Exercise brief: How many lines hold the string "nous"? Give only the number.

Material for this exercise:
-------------------------

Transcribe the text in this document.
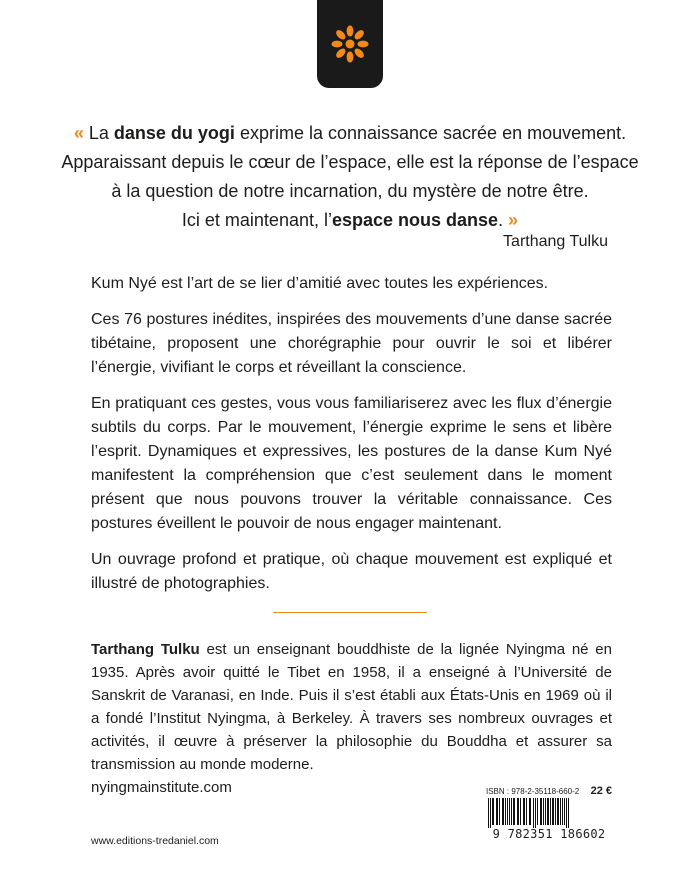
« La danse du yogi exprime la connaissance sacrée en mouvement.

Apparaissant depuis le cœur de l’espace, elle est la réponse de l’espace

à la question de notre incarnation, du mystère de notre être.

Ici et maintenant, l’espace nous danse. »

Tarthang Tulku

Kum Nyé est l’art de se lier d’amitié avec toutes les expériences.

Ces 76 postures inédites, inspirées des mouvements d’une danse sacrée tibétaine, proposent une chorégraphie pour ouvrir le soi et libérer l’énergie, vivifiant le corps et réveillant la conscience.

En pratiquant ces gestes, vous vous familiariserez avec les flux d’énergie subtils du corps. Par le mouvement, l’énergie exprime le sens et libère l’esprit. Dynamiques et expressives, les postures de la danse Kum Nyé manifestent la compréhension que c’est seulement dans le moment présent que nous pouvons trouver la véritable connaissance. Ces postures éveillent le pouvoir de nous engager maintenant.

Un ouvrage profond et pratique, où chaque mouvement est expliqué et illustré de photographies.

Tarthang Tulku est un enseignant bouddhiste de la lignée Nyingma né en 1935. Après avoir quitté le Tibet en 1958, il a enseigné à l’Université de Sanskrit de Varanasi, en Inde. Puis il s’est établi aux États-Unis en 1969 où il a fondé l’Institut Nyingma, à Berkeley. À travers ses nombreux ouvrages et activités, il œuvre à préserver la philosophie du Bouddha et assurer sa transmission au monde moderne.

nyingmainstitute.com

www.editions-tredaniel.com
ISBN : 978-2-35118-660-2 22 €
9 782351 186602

-------------------------

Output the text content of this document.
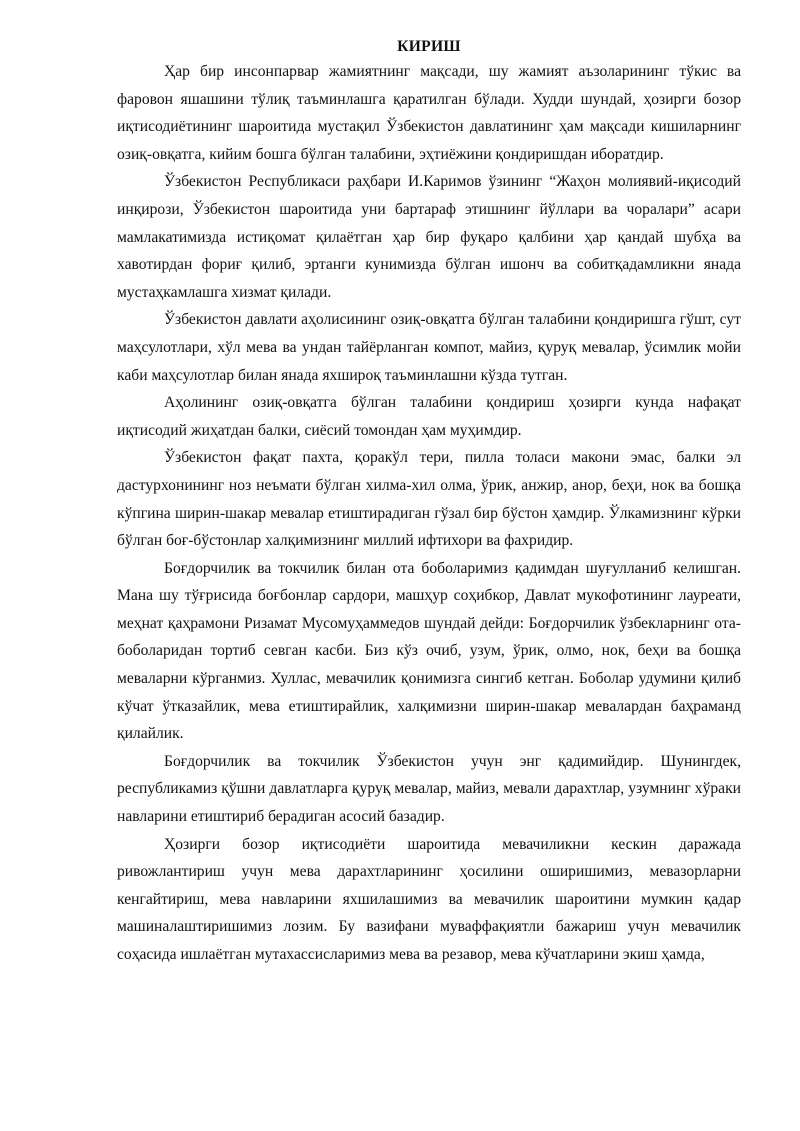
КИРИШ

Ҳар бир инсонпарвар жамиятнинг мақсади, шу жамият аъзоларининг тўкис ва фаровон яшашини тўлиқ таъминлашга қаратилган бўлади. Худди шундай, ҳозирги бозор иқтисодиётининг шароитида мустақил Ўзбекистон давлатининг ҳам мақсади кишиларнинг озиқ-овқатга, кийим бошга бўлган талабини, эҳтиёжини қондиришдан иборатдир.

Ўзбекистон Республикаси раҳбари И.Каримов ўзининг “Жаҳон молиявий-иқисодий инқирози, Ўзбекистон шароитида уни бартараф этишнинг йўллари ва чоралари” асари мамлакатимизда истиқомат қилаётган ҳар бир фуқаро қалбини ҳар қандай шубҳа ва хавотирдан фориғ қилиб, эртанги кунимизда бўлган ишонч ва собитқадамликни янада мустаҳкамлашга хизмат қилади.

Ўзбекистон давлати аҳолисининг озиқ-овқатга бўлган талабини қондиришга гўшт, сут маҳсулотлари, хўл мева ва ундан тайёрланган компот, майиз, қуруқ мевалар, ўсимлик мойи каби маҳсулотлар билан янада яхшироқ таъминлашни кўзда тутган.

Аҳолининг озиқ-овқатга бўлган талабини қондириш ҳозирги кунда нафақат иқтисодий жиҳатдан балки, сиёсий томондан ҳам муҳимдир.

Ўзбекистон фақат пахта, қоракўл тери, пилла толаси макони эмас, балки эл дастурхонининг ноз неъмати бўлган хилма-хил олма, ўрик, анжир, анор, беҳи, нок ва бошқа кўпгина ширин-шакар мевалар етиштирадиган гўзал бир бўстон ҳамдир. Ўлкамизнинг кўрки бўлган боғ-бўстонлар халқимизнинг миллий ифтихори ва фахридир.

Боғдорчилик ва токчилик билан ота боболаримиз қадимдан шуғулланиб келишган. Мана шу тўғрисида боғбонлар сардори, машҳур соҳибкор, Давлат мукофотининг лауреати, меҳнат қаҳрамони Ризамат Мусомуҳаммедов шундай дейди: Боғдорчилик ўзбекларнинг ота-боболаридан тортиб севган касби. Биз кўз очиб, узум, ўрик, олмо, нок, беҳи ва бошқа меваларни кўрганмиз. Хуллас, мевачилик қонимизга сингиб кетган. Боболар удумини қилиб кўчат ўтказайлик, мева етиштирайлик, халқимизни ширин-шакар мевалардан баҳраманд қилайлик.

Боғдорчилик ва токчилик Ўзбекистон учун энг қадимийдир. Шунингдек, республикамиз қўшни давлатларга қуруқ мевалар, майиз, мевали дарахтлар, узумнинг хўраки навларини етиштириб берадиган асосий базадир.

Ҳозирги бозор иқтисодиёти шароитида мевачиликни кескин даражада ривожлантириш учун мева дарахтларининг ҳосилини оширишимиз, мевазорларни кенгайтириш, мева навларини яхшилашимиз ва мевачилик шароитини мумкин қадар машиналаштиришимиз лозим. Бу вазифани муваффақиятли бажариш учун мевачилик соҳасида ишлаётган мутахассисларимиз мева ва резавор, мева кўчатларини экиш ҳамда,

-------------------------

Full output: 2